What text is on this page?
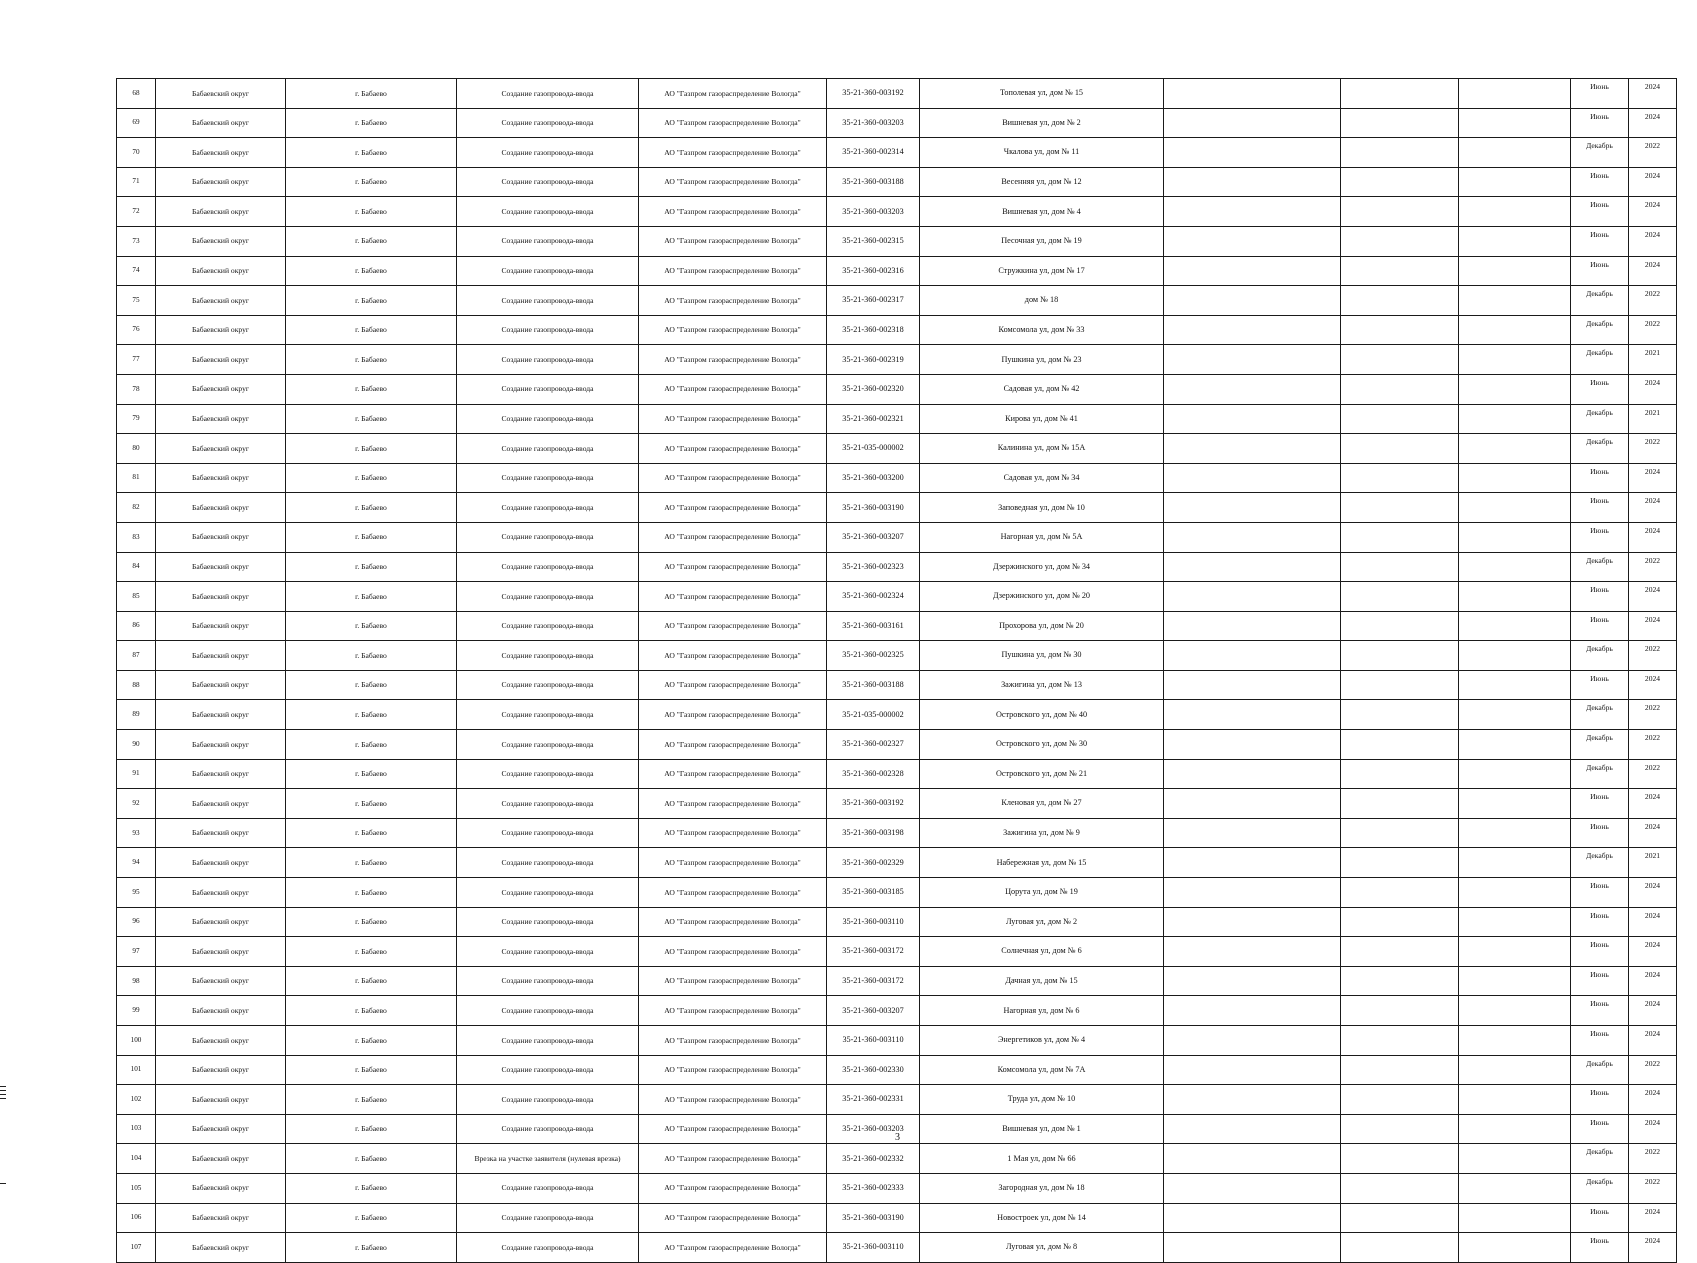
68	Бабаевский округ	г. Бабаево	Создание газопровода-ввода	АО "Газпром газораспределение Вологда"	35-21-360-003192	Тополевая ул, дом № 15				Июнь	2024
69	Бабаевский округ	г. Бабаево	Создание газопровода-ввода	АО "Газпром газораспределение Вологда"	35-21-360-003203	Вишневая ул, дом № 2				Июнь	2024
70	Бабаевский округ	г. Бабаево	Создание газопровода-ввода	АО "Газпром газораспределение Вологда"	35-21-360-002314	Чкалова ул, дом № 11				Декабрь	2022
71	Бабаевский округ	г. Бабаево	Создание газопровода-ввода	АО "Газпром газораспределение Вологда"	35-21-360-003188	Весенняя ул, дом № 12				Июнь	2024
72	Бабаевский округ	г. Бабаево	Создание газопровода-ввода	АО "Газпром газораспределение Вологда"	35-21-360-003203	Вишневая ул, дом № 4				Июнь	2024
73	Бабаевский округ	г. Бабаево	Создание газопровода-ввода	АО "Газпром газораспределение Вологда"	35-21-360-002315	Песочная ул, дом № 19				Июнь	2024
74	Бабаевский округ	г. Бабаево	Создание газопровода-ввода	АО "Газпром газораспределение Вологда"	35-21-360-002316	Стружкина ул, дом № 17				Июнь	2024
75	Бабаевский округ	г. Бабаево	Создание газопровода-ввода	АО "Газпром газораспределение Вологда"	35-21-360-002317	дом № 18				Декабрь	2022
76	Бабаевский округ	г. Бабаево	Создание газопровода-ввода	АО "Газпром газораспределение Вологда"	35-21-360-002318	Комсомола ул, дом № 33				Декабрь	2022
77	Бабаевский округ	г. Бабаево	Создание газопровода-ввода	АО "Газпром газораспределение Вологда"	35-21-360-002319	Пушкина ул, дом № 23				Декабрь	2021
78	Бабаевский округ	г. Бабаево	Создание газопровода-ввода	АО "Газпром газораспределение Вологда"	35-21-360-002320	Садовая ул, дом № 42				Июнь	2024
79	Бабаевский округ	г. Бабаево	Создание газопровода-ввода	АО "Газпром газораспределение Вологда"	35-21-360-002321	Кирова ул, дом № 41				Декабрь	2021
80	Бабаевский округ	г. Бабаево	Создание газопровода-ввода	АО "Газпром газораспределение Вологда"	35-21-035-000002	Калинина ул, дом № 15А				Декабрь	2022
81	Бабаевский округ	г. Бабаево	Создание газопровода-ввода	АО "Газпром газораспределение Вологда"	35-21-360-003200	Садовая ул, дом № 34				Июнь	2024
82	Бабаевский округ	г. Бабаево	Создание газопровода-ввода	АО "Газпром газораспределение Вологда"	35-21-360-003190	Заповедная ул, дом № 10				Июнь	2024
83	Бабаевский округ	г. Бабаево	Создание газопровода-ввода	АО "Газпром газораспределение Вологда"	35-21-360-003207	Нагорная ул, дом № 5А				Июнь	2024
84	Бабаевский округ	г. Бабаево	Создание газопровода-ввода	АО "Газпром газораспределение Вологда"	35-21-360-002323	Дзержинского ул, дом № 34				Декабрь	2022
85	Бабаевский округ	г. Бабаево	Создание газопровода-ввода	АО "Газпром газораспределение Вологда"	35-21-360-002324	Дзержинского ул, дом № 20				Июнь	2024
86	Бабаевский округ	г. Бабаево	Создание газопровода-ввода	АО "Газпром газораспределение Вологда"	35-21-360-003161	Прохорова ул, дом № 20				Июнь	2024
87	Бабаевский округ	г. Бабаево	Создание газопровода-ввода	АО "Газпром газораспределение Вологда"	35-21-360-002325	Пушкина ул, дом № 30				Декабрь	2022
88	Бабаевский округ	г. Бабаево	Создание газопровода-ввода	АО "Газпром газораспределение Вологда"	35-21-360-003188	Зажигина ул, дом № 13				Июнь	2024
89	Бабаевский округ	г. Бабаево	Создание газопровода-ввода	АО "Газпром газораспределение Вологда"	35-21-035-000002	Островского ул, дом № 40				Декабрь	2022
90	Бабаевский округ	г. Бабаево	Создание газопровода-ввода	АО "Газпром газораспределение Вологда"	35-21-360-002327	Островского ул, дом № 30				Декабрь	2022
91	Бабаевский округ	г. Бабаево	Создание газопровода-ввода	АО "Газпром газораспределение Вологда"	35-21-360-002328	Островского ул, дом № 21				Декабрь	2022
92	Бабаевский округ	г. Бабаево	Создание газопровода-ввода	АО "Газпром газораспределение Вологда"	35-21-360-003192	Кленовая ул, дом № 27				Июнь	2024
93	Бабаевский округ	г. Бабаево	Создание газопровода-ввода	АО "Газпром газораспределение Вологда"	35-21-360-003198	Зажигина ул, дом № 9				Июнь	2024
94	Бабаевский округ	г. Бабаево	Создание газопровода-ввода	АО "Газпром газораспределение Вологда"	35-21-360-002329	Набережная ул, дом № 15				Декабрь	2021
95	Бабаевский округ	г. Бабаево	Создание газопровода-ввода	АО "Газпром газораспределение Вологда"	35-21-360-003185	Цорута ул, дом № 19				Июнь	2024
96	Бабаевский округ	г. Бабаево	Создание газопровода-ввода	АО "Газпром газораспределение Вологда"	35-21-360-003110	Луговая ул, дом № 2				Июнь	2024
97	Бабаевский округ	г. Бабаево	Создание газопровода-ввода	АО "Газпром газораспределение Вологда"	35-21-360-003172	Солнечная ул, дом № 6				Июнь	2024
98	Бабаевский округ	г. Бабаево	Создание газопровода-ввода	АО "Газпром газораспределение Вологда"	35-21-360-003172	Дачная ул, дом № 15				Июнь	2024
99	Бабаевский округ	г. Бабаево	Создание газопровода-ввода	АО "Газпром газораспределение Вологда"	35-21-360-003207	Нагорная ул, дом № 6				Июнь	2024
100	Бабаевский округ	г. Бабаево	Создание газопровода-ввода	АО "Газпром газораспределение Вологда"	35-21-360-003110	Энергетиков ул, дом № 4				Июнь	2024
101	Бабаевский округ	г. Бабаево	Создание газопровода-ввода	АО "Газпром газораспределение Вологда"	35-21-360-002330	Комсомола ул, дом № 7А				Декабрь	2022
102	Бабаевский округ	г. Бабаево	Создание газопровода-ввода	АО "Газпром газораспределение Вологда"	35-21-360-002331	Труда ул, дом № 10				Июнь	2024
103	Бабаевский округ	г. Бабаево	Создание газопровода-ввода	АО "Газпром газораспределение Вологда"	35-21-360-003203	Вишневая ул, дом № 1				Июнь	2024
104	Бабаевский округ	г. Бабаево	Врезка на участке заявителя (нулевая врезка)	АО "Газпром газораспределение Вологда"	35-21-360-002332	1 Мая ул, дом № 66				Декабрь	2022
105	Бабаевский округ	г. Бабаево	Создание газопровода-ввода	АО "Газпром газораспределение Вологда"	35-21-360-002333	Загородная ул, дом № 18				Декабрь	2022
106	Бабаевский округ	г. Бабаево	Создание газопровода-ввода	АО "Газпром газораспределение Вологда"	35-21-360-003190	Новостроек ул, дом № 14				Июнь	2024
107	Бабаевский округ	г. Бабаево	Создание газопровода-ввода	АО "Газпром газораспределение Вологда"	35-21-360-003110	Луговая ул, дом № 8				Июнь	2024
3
------------------------------------------------------------
# [Objective]
Identify the lines above with the word "Дзержинского". Copy them.

# [Exercise output]
84	Бабаевский округ	г. Бабаево	Создание газопровода-ввода	АО "Газпром газораспределение Вологда"	35-21-360-002323	Дзержинского ул, дом № 34				Декабрь	2022
85	Бабаевский округ	г. Бабаево	Создание газопровода-ввода	АО "Газпром газораспределение Вологда"	35-21-360-002324	Дзержинского ул, дом № 20				Июнь	2024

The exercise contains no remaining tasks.